### [DESCRIPTION OF THE TASK]
Go through the listing and return every line with "style" in it.

### [MATERIAL PROVIDED]
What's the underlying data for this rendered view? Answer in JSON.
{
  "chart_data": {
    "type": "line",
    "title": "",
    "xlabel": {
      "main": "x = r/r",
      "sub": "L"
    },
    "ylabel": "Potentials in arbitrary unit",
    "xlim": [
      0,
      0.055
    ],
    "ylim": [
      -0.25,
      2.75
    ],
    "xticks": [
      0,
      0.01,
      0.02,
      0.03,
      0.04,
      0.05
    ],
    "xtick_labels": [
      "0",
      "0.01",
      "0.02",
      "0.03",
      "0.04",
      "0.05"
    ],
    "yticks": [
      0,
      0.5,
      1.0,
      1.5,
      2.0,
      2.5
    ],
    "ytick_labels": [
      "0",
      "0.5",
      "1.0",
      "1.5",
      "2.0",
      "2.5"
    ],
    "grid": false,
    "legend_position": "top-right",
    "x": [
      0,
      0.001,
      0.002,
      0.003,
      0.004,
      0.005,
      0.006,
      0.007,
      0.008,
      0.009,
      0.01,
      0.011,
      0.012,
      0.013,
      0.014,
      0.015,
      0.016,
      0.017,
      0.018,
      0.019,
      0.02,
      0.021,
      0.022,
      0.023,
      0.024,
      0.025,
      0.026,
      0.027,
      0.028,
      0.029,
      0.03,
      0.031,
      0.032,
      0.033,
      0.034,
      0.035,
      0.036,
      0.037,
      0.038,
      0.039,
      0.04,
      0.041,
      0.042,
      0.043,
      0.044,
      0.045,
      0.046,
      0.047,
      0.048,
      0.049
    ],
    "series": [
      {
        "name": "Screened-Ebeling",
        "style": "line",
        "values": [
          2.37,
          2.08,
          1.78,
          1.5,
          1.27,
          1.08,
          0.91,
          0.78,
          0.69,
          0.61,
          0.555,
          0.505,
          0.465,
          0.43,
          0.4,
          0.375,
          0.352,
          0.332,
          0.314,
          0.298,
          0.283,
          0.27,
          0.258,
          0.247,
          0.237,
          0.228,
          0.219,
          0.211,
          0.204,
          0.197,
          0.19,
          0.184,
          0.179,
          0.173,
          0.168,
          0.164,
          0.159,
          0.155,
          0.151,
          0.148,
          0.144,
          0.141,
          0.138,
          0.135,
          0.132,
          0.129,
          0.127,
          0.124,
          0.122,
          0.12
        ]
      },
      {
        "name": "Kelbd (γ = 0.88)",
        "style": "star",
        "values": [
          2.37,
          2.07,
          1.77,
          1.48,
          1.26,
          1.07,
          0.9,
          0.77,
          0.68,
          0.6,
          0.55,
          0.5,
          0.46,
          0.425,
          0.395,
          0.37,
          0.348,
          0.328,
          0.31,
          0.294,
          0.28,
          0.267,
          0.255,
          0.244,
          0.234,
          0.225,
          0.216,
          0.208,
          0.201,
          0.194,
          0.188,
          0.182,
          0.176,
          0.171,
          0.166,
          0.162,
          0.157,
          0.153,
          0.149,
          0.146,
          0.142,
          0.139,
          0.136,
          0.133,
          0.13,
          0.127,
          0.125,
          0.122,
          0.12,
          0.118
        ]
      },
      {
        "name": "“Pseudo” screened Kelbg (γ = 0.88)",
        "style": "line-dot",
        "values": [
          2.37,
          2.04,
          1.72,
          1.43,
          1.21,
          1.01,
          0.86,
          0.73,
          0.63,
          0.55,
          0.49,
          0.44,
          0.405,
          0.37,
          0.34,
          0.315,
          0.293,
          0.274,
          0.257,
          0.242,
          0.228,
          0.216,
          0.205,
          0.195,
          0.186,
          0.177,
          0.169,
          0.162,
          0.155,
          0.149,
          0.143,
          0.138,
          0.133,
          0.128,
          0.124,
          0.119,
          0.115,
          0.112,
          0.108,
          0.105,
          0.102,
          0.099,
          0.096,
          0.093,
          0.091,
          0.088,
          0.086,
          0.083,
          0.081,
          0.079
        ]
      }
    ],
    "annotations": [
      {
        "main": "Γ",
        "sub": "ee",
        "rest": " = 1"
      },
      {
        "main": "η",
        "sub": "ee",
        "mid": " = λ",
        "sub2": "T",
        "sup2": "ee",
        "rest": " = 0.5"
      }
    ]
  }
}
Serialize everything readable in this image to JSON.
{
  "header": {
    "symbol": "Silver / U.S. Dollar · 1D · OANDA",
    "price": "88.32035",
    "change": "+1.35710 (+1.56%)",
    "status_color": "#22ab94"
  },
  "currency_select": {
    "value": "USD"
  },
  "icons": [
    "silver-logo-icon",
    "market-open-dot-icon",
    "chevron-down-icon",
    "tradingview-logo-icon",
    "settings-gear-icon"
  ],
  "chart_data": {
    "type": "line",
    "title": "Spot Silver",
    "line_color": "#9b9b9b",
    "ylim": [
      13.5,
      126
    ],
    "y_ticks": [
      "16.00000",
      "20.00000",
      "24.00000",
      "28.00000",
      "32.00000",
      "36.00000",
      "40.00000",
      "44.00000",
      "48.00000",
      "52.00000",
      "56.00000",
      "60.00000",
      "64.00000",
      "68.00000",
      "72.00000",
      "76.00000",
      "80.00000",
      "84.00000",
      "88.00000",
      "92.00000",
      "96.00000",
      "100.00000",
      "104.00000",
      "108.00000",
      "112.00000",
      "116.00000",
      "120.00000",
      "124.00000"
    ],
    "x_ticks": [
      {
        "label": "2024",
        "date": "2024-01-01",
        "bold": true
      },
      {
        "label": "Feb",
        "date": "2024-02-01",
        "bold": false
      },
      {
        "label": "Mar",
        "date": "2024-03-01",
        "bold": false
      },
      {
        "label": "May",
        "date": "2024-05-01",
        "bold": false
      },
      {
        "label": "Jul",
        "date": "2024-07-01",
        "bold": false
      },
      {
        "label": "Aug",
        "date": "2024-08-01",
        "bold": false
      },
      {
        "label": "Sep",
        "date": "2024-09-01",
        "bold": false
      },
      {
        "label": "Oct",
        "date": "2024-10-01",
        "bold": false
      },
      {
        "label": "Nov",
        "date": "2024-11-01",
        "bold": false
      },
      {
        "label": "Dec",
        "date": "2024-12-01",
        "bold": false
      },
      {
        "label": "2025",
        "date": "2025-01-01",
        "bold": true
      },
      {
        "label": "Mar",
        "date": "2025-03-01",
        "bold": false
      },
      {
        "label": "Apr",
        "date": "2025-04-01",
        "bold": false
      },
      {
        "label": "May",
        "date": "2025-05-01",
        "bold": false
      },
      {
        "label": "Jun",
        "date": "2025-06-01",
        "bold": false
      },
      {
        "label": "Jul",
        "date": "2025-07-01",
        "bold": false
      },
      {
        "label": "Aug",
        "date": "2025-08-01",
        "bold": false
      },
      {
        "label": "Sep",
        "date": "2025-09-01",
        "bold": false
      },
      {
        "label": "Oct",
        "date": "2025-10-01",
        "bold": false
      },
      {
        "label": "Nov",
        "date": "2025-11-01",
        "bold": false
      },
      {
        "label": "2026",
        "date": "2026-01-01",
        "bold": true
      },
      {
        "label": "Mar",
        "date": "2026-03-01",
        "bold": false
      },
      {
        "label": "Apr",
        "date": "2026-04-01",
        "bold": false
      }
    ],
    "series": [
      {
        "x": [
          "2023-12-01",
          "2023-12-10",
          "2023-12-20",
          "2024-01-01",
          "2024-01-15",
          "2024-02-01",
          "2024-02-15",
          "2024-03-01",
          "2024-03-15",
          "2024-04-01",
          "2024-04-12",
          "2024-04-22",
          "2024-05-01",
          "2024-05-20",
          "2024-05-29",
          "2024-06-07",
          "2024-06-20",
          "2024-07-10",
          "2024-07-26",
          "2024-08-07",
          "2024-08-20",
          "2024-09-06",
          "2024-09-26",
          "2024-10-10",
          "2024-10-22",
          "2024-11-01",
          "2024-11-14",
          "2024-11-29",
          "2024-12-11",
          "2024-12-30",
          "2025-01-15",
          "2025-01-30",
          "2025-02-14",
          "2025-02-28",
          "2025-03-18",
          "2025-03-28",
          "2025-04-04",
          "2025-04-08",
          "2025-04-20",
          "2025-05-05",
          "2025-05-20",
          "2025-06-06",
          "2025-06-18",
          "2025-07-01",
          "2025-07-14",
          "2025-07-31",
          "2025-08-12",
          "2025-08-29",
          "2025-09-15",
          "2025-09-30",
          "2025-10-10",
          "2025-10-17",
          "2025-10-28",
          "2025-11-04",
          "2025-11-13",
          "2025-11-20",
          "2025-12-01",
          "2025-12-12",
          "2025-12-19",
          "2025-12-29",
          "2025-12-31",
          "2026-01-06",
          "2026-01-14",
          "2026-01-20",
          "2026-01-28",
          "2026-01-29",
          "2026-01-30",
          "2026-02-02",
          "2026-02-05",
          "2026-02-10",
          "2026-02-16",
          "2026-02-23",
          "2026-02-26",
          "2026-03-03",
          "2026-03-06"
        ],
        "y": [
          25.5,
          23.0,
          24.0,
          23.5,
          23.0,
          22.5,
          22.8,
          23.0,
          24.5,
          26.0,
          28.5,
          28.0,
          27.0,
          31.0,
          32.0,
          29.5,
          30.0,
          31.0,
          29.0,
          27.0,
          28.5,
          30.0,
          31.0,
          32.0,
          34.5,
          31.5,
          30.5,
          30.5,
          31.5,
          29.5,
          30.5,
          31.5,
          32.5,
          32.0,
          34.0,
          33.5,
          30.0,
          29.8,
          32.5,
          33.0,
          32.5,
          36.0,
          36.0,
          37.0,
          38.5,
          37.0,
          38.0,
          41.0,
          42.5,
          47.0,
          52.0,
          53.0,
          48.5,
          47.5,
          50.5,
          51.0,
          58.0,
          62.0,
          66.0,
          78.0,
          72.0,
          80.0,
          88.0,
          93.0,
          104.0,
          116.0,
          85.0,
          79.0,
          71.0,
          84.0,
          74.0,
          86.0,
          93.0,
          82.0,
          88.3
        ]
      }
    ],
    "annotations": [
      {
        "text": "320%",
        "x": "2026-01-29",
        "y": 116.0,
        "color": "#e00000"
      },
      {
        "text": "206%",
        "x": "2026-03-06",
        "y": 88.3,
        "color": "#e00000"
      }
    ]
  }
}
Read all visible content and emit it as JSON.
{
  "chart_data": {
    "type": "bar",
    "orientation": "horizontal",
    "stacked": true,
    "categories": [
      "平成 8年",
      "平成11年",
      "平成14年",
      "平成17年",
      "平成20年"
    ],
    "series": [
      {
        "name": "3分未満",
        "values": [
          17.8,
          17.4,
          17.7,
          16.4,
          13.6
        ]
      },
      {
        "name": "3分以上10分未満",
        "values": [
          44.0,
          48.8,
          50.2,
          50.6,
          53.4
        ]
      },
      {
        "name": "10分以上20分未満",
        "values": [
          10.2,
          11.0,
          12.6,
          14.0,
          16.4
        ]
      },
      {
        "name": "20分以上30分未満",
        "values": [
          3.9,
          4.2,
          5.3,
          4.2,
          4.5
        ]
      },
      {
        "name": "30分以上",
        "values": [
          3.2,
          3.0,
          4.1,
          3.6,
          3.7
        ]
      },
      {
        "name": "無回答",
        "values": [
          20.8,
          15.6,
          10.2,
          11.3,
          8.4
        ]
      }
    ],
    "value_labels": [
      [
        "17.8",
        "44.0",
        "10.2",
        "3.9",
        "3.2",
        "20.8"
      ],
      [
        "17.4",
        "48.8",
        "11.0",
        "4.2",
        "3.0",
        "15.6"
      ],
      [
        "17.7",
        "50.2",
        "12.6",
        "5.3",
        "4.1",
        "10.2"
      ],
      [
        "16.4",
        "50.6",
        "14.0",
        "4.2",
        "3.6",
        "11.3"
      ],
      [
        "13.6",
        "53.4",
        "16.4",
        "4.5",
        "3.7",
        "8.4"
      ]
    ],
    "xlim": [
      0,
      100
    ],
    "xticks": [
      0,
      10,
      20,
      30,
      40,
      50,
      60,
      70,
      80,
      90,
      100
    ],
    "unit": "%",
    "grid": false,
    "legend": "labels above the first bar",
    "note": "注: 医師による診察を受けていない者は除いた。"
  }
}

### [THE ANSWER]
        "style": "line",
        "style": "star",
        "style": "line-dot",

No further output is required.